- _What needs to be done_
Without altering anything, repeat each of the records.
● ● ● ● ● ● ●
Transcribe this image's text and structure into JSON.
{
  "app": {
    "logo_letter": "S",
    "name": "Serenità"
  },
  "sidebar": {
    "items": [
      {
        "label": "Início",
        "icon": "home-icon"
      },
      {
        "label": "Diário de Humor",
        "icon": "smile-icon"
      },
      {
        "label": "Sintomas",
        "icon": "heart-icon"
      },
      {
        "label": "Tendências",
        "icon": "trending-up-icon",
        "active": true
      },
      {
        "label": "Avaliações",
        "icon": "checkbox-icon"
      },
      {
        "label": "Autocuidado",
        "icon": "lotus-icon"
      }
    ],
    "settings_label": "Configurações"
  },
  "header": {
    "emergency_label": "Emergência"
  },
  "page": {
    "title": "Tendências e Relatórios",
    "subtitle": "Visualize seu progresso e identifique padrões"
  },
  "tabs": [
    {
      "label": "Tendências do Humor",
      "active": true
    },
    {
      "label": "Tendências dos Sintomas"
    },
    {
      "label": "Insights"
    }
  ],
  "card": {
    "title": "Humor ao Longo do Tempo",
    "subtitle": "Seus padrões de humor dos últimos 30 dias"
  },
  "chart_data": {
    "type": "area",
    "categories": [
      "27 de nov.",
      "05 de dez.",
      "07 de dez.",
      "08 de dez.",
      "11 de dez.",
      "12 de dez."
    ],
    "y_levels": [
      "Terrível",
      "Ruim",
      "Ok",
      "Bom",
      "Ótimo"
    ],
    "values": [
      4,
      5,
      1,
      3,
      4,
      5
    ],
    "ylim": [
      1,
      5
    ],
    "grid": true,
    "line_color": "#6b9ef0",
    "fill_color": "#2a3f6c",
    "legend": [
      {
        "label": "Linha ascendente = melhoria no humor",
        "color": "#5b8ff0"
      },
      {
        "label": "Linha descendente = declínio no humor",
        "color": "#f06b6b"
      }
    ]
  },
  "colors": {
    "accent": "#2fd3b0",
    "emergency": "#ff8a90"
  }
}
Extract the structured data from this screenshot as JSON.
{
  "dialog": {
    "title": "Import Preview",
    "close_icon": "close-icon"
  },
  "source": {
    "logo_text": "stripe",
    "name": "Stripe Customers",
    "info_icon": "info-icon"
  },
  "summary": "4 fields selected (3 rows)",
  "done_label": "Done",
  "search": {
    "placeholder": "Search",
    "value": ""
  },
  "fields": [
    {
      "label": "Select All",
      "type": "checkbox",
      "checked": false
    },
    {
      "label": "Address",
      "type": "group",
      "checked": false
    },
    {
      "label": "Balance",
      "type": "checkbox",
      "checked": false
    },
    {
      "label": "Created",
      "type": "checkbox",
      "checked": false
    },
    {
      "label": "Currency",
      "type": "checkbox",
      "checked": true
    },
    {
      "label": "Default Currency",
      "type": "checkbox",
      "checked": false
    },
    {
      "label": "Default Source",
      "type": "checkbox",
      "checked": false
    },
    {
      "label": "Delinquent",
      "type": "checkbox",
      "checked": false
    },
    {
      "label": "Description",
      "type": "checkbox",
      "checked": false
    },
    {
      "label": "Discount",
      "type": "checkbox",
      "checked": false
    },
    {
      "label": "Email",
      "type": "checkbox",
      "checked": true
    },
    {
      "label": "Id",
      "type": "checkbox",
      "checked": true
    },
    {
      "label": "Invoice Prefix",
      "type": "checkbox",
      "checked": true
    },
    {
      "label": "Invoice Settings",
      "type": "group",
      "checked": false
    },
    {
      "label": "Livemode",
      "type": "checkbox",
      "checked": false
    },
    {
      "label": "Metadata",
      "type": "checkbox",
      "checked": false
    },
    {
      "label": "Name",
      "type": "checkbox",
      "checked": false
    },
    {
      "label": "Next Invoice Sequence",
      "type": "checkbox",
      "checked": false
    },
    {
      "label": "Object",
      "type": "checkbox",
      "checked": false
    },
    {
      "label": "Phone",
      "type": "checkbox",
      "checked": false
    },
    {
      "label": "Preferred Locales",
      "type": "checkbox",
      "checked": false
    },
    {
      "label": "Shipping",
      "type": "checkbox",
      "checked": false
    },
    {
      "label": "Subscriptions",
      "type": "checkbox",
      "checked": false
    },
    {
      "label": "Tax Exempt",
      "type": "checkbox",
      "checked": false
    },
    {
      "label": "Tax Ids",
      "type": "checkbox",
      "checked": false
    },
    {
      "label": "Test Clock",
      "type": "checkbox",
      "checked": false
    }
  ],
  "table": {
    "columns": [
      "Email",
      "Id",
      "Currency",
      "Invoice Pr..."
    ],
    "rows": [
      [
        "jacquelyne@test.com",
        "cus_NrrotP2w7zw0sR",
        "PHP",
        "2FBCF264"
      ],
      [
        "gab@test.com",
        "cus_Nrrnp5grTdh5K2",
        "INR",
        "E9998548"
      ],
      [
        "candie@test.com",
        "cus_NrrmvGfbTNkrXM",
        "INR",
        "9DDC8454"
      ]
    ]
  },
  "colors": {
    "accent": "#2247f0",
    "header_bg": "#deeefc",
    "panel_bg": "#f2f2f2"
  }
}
● ● ● ● ● ● ●
- _Solution to this exercise_
Transcribe this image's text and structure into JSON.
{
  "app": {
    "logo_letter": "S",
    "name": "Serenità"
  },
  "sidebar": {
    "items": [
      {
        "label": "Início",
        "icon": "home-icon"
      },
      {
        "label": "Diário de Humor",
        "icon": "smile-icon"
      },
      {
        "label": "Sintomas",
        "icon": "heart-icon"
      },
      {
        "label": "Tendências",
        "icon": "trending-up-icon",
        "active": true
      },
      {
        "label": "Avaliações",
        "icon": "checkbox-icon"
      },
      {
        "label": "Autocuidado",
        "icon": "lotus-icon"
      }
    ],
    "settings_label": "Configurações"
  },
  "header": {
    "emergency_label": "Emergência"
  },
  "page": {
    "title": "Tendências e Relatórios",
    "subtitle": "Visualize seu progresso e identifique padrões"
  },
  "tabs": [
    {
      "label": "Tendências do Humor",
      "active": true
    },
    {
      "label": "Tendências dos Sintomas"
    },
    {
      "label": "Insights"
    }
  ],
  "card": {
    "title": "Humor ao Longo do Tempo",
    "subtitle": "Seus padrões de humor dos últimos 30 dias"
  },
  "chart_data": {
    "type": "area",
    "categories": [
      "27 de nov.",
      "05 de dez.",
      "07 de dez.",
      "08 de dez.",
      "11 de dez.",
      "12 de dez."
    ],
    "y_levels": [
      "Terrível",
      "Ruim",
      "Ok",
      "Bom",
      "Ótimo"
    ],
    "values": [
      4,
      5,
      1,
      3,
      4,
      5
    ],
    "ylim": [
      1,
      5
    ],
    "grid": true,
    "line_color": "#6b9ef0",
    "fill_color": "#2a3f6c",
    "legend": [
      {
        "label": "Linha ascendente = melhoria no humor",
        "color": "#5b8ff0"
      },
      {
        "label": "Linha descendente = declínio no humor",
        "color": "#f06b6b"
      }
    ]
  },
  "colors": {
    "accent": "#2fd3b0",
    "emergency": "#ff8a90"
  }
}
Extract the structured data from this screenshot as JSON.
{
  "dialog": {
    "title": "Import Preview",
    "close_icon": "close-icon"
  },
  "source": {
    "logo_text": "stripe",
    "name": "Stripe Customers",
    "info_icon": "info-icon"
  },
  "summary": "4 fields selected (3 rows)",
  "done_label": "Done",
  "search": {
    "placeholder": "Search",
    "value": ""
  },
  "fields": [
    {
      "label": "Select All",
      "type": "checkbox",
      "checked": false
    },
    {
      "label": "Address",
      "type": "group",
      "checked": false
    },
    {
      "label": "Balance",
      "type": "checkbox",
      "checked": false
    },
    {
      "label": "Created",
      "type": "checkbox",
      "checked": false
    },
    {
      "label": "Currency",
      "type": "checkbox",
      "checked": true
    },
    {
      "label": "Default Currency",
      "type": "checkbox",
      "checked": false
    },
    {
      "label": "Default Source",
      "type": "checkbox",
      "checked": false
    },
    {
      "label": "Delinquent",
      "type": "checkbox",
      "checked": false
    },
    {
      "label": "Description",
      "type": "checkbox",
      "checked": false
    },
    {
      "label": "Discount",
      "type": "checkbox",
      "checked": false
    },
    {
      "label": "Email",
      "type": "checkbox",
      "checked": true
    },
    {
      "label": "Id",
      "type": "checkbox",
      "checked": true
    },
    {
      "label": "Invoice Prefix",
      "type": "checkbox",
      "checked": true
    },
    {
      "label": "Invoice Settings",
      "type": "group",
      "checked": false
    },
    {
      "label": "Livemode",
      "type": "checkbox",
      "checked": false
    },
    {
      "label": "Metadata",
      "type": "checkbox",
      "checked": false
    },
    {
      "label": "Name",
      "type": "checkbox",
      "checked": false
    },
    {
      "label": "Next Invoice Sequence",
      "type": "checkbox",
      "checked": false
    },
    {
      "label": "Object",
      "type": "checkbox",
      "checked": false
    },
    {
      "label": "Phone",
      "type": "checkbox",
      "checked": false
    },
    {
      "label": "Preferred Locales",
      "type": "checkbox",
      "checked": false
    },
    {
      "label": "Shipping",
      "type": "checkbox",
      "checked": false
    },
    {
      "label": "Subscriptions",
      "type": "checkbox",
      "checked": false
    },
    {
      "label": "Tax Exempt",
      "type": "checkbox",
      "checked": false
    },
    {
      "label": "Tax Ids",
      "type": "checkbox",
      "checked": false
    },
    {
      "label": "Test Clock",
      "type": "checkbox",
      "checked": false
    }
  ],
  "table": {
    "columns": [
      "Email",
      "Id",
      "Currency",
      "Invoice Pr..."
    ],
    "rows": [
      [
        "jacquelyne@test.com",
        "cus_NrrotP2w7zw0sR",
        "PHP",
        "2FBCF264"
      ],
      [
        "gab@test.com",
        "cus_Nrrnp5grTdh5K2",
        "INR",
        "E9998548"
      ],
      [
        "candie@test.com",
        "cus_NrrmvGfbTNkrXM",
        "INR",
        "9DDC8454"
      ]
    ]
  },
  "colors": {
    "accent": "#2247f0",
    "header_bg": "#deeefc",
    "panel_bg": "#f2f2f2"
  }
}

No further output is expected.